▸ **WHAT THE EXERCISE ASKS**: Find the string "الوطني" in the data, then copy every line where it is found.

- - - - - - -

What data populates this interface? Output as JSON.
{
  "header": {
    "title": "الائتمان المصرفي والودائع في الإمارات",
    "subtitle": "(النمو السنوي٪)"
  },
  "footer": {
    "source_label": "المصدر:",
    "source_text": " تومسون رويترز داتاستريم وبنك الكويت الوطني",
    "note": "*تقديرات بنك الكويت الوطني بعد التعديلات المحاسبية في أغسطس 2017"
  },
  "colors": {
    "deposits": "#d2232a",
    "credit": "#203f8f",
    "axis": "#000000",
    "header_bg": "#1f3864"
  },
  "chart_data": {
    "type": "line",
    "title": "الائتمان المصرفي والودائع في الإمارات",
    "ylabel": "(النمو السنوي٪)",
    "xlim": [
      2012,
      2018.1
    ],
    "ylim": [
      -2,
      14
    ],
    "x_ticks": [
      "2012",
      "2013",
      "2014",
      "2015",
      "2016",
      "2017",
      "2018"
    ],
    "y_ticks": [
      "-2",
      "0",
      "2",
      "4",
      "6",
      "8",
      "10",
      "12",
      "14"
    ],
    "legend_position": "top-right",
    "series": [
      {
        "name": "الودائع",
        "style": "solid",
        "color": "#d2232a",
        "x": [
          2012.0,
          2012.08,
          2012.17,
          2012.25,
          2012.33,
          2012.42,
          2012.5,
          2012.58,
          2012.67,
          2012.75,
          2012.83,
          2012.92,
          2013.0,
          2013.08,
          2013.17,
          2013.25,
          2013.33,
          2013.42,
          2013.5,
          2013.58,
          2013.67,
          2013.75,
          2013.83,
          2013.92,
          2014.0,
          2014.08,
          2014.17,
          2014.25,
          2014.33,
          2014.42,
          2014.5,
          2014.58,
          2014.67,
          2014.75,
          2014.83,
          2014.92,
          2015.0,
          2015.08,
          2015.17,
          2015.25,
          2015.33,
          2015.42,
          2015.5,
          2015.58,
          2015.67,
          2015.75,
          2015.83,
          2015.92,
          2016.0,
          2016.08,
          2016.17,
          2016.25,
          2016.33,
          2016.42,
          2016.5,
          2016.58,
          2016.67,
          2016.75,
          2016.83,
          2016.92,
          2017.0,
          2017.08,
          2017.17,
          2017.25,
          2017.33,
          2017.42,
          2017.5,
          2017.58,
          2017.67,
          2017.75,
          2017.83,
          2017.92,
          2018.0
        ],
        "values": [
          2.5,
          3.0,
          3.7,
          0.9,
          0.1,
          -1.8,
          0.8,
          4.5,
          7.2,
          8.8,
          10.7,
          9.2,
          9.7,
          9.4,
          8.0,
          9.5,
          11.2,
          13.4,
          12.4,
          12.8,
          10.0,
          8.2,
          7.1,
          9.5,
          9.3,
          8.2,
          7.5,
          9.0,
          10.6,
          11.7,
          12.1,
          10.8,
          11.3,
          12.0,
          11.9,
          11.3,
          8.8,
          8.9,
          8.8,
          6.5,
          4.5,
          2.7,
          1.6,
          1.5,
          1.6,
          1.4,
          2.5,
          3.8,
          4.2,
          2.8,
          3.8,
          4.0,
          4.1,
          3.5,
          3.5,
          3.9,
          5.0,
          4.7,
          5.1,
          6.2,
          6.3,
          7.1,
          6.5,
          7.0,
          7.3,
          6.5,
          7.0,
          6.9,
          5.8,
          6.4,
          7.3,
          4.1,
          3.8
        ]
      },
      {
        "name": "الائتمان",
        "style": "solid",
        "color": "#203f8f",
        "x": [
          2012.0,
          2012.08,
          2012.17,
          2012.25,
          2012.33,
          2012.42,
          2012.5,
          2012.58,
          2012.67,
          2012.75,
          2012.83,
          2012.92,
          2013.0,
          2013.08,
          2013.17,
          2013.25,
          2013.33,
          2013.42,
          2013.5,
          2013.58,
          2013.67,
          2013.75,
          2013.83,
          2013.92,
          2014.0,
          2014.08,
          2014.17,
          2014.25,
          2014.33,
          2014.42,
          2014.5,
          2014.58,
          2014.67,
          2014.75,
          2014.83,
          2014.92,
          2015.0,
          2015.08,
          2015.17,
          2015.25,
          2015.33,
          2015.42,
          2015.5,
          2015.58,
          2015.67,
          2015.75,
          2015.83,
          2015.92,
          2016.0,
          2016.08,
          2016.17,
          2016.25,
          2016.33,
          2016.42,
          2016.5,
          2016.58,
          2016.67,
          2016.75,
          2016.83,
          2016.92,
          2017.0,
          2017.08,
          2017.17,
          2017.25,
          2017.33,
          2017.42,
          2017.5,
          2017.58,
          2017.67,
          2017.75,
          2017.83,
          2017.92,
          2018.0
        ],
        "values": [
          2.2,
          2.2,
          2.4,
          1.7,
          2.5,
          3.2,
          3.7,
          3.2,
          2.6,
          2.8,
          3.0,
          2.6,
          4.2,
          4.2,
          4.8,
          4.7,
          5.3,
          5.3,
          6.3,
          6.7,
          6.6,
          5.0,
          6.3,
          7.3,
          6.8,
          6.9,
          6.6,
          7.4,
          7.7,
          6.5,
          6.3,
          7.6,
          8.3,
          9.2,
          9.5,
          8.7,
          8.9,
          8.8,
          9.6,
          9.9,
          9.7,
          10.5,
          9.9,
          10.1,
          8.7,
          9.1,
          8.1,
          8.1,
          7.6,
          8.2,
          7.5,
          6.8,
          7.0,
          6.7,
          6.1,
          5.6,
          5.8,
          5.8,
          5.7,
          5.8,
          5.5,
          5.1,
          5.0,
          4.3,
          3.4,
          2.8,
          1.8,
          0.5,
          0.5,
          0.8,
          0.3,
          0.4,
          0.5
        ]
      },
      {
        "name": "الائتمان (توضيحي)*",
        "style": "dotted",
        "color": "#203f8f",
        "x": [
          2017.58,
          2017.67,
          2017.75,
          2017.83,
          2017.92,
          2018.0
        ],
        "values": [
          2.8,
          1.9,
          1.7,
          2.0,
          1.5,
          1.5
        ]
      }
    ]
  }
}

- - - - - - -

▸ **EXERCISE OUTPUT**:
    "source_text": " تومسون رويترز داتاستريم وبنك الكويت الوطني",
    "note": "*تقديرات بنك الكويت الوطني بعد التعديلات المحاسبية في أغسطس 2017"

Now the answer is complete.